Using the data below, copy each line that includes the word "true".
═══ Supplied material ═══
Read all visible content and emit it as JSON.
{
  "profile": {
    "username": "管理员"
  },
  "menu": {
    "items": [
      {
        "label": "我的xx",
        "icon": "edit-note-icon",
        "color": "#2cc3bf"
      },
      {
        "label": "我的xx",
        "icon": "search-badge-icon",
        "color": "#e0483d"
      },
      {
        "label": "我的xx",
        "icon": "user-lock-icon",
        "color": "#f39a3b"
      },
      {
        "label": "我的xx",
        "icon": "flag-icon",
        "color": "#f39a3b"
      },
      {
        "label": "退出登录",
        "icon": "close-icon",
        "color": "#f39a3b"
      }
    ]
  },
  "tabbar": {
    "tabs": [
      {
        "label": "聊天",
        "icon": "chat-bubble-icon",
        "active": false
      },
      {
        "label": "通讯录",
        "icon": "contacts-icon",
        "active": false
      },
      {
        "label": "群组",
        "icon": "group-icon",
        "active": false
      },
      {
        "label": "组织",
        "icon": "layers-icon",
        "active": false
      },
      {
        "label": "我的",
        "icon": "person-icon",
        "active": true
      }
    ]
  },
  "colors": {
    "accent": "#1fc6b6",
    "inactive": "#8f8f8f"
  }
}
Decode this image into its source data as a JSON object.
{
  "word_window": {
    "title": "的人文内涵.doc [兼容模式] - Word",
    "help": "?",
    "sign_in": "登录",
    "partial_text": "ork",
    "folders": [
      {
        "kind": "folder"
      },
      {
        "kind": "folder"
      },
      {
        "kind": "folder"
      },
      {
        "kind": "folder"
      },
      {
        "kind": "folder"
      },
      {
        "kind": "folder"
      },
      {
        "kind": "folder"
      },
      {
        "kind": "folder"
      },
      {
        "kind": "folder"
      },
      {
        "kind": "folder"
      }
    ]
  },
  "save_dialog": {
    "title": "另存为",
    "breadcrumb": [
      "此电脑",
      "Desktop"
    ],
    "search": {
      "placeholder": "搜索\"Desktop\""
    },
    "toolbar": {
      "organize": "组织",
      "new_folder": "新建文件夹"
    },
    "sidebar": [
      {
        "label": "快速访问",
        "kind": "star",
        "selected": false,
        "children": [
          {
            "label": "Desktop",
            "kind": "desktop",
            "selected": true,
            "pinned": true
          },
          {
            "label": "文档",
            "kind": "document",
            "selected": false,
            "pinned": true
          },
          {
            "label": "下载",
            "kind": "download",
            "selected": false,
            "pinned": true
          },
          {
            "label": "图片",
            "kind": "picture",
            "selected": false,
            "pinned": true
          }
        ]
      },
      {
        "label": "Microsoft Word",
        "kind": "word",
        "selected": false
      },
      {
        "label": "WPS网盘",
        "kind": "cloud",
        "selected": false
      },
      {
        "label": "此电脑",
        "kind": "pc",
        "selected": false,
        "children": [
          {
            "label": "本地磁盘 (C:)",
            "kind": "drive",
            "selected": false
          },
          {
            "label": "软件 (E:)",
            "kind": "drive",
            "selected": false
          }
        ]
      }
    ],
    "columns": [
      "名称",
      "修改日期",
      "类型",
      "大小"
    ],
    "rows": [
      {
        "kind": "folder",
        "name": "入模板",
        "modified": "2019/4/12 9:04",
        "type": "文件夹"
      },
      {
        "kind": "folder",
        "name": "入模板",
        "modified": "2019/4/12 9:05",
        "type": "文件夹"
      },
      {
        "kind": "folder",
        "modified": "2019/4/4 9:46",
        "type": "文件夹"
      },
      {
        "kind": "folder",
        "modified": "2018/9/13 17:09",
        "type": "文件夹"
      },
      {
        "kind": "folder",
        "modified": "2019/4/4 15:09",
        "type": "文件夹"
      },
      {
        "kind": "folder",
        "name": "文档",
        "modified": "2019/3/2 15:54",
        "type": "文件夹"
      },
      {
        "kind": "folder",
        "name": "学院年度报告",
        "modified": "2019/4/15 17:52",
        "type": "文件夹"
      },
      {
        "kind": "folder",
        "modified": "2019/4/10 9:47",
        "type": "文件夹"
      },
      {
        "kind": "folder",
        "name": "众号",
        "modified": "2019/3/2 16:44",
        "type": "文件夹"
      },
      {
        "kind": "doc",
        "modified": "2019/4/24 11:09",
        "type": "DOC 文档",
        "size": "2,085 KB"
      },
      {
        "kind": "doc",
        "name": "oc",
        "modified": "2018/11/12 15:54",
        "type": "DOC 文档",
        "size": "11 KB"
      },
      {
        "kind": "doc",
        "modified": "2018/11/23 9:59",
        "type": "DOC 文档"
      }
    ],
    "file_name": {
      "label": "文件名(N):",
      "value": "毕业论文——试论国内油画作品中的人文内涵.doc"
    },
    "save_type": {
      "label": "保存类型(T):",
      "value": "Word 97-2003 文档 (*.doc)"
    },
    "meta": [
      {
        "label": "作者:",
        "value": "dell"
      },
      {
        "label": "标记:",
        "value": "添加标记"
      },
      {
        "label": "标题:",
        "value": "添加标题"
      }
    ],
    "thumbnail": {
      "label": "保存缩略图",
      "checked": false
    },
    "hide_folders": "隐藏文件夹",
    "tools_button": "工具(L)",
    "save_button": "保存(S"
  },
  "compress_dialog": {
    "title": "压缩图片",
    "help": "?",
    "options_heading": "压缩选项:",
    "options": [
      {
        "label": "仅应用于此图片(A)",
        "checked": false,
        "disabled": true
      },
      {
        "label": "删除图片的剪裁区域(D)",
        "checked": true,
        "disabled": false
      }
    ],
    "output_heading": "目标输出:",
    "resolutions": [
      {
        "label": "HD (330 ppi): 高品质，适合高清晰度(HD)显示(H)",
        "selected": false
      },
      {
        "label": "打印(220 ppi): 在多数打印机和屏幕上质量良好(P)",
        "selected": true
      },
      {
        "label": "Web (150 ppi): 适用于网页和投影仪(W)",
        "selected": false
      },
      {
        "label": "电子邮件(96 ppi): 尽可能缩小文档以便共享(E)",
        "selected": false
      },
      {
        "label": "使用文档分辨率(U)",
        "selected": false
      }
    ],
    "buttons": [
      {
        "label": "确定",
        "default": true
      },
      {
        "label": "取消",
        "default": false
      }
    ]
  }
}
═══
■ **Full output**
        "active": true
            "selected": true,
            "pinned": true
            "pinned": true
            "pinned": true
            "pinned": true
        "disabled": true
        "checked": true,
        "selected": true
        "default": true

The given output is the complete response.